EXERCISE
Lift every line from the entries that includes the word "maioris".

DATASET EXCERPTS
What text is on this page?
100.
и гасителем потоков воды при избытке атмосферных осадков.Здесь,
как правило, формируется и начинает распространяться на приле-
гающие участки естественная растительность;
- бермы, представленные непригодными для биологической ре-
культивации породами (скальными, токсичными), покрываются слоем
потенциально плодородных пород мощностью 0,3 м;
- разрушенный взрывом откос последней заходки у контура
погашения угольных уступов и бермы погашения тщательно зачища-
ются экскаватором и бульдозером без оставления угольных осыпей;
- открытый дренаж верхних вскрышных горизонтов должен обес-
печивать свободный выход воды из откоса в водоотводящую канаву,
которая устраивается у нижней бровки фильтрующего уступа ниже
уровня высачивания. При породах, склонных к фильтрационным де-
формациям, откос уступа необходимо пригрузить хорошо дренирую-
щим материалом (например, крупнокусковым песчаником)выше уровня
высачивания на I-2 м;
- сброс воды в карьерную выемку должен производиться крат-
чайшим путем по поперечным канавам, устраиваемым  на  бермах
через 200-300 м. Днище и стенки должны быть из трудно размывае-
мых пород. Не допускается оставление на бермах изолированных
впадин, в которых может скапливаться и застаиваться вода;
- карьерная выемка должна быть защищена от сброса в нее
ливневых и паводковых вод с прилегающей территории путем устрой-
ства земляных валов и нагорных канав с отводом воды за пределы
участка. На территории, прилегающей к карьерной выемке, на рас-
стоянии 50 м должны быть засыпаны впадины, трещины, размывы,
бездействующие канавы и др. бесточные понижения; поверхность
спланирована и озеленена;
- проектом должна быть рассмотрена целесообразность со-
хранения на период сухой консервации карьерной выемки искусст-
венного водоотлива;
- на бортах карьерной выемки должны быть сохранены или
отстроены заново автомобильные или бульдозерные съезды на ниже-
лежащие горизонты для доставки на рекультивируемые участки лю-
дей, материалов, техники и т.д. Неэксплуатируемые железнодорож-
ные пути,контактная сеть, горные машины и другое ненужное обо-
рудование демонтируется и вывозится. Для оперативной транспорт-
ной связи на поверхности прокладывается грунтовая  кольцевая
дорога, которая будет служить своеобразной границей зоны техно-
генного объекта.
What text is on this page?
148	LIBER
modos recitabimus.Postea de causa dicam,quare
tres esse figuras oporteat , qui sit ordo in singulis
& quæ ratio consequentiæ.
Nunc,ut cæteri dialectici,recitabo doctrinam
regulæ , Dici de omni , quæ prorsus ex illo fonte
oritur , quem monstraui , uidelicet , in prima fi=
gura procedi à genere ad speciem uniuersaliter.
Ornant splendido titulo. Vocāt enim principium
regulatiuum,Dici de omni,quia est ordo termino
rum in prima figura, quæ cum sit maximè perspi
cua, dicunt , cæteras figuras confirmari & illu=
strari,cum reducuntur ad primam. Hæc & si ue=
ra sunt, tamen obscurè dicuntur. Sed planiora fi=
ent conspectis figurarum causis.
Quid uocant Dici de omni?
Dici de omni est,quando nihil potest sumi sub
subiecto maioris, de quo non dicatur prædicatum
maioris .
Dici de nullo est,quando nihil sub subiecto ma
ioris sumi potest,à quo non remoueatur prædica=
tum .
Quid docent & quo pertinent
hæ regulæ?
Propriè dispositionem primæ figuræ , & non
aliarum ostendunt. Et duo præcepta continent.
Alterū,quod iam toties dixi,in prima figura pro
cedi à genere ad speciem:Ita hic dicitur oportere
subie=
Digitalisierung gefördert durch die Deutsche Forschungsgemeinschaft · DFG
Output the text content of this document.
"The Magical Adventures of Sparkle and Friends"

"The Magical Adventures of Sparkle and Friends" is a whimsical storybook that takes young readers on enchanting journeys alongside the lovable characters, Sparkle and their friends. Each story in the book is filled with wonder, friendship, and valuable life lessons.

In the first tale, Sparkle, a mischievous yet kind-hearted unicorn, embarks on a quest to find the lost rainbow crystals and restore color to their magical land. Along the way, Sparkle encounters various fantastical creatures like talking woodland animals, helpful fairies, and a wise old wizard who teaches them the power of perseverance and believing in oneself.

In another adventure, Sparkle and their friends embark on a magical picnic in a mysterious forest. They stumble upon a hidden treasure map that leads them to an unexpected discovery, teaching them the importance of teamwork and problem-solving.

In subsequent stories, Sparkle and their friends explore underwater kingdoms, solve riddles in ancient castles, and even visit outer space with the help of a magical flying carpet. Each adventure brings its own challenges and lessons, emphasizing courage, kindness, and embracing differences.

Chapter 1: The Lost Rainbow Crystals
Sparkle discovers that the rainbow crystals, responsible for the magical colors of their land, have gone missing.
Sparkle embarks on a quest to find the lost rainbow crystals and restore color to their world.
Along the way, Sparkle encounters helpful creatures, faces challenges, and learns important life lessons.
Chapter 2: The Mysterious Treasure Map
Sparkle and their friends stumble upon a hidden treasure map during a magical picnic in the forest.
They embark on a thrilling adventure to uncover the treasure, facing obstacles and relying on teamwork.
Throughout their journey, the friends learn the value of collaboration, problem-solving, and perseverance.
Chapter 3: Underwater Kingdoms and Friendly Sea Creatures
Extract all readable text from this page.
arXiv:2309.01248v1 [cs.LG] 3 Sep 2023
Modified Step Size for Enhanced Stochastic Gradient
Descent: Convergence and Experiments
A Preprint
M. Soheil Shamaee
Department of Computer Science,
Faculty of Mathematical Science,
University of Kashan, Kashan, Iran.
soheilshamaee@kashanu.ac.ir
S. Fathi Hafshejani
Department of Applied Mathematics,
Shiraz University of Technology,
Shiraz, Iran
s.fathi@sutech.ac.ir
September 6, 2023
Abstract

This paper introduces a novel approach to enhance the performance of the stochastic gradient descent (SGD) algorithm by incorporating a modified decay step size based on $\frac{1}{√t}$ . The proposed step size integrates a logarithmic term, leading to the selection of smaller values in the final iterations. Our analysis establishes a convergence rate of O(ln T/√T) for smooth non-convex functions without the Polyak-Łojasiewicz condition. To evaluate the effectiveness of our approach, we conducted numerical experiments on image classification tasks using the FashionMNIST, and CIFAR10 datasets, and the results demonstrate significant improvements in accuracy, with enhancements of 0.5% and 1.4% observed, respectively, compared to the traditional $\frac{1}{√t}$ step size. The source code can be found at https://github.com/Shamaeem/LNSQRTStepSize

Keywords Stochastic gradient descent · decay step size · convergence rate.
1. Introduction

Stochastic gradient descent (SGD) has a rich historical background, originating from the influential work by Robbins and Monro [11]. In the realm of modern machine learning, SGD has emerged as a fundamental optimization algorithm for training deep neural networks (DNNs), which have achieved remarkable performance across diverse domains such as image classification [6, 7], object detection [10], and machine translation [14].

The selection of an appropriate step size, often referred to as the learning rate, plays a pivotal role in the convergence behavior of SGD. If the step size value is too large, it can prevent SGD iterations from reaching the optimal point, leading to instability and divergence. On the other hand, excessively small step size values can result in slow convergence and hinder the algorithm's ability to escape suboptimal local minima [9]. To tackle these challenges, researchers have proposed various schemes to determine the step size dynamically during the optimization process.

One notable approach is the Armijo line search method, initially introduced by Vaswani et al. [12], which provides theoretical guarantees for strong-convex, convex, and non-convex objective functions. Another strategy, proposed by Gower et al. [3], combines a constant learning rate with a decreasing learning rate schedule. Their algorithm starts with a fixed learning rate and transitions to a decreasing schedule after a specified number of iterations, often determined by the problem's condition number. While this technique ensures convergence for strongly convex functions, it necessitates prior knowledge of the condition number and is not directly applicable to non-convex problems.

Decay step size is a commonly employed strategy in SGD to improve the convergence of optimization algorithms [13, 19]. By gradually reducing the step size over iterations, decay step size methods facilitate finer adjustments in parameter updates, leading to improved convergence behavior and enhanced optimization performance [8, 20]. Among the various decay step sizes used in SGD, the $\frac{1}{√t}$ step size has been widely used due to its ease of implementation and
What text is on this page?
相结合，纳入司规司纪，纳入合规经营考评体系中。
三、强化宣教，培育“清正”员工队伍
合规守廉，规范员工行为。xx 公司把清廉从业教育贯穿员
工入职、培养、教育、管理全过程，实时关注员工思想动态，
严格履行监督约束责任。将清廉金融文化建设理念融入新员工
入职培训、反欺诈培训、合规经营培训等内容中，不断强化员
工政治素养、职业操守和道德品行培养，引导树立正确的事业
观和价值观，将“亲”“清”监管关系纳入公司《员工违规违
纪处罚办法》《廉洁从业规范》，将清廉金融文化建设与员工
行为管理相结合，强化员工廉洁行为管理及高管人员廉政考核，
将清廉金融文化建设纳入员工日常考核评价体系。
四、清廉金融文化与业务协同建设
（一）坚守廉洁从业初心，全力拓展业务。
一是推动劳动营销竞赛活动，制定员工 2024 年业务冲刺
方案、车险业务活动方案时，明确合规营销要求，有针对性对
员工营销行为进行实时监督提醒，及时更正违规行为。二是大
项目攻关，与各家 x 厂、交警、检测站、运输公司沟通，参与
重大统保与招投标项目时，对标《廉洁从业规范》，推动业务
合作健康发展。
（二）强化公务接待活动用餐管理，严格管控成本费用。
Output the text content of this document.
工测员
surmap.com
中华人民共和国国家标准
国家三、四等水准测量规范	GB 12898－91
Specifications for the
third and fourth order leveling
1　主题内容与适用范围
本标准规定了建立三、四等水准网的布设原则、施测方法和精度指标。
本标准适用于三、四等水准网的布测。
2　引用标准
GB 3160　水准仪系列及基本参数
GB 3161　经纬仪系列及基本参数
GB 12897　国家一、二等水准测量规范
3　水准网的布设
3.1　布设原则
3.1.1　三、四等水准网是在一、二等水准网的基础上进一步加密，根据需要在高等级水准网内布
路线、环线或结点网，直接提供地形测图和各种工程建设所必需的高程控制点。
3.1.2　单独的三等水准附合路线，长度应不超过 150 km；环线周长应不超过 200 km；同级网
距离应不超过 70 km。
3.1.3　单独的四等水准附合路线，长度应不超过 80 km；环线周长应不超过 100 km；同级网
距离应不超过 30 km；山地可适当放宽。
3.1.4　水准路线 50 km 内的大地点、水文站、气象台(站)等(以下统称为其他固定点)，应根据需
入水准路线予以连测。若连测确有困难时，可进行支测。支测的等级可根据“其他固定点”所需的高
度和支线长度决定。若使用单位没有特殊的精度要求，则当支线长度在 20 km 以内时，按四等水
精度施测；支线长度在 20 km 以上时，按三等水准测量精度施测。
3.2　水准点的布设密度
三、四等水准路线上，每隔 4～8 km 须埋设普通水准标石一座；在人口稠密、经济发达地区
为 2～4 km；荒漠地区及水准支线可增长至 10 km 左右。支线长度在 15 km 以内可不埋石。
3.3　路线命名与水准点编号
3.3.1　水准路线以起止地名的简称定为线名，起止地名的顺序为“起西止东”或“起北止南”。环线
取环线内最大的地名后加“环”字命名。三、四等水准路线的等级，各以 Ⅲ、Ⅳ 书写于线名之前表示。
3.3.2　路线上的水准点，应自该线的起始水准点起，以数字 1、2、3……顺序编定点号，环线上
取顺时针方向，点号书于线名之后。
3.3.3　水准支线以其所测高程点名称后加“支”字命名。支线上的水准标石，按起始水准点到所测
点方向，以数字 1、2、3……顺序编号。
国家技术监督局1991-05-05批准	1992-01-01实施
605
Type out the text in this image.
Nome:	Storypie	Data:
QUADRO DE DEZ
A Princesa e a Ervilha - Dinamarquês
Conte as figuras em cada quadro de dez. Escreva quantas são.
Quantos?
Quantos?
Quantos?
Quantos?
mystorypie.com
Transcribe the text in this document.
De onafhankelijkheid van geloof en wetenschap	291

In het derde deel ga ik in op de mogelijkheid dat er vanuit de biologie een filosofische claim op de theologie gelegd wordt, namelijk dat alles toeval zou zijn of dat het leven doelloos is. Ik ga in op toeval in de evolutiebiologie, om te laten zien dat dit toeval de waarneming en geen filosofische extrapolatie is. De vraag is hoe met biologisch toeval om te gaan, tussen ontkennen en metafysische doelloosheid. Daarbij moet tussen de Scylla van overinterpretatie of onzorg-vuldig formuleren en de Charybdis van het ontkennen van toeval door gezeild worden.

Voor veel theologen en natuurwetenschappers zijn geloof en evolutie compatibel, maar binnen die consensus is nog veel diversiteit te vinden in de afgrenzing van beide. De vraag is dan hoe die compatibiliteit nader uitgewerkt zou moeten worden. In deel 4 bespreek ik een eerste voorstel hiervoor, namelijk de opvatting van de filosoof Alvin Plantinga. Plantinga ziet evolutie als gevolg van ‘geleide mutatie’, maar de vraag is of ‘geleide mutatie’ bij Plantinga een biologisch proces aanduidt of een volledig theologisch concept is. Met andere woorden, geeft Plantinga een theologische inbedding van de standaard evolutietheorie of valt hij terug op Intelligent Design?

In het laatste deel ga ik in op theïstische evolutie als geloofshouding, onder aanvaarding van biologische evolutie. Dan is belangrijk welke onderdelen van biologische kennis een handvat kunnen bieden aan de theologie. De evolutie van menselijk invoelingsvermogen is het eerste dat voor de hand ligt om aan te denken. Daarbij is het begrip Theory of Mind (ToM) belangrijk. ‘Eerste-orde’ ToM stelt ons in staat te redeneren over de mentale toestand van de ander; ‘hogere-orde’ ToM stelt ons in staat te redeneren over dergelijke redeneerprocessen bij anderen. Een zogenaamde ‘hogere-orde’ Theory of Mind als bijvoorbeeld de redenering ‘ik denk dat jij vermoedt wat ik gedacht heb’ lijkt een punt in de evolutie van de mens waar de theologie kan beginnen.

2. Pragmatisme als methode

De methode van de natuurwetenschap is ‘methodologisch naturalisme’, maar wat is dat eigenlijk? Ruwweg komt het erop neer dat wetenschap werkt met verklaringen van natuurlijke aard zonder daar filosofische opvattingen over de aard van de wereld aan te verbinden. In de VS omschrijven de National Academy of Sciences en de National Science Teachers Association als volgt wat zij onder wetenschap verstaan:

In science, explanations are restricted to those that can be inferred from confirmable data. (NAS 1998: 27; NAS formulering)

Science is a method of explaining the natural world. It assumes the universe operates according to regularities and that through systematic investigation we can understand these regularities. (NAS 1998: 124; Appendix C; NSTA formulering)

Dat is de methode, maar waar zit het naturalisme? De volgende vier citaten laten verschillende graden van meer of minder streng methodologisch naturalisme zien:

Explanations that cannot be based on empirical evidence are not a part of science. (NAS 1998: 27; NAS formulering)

REPLY TO THE EXERCISE
subiecto maioris, de quo non dicatur prædicatum
maioris .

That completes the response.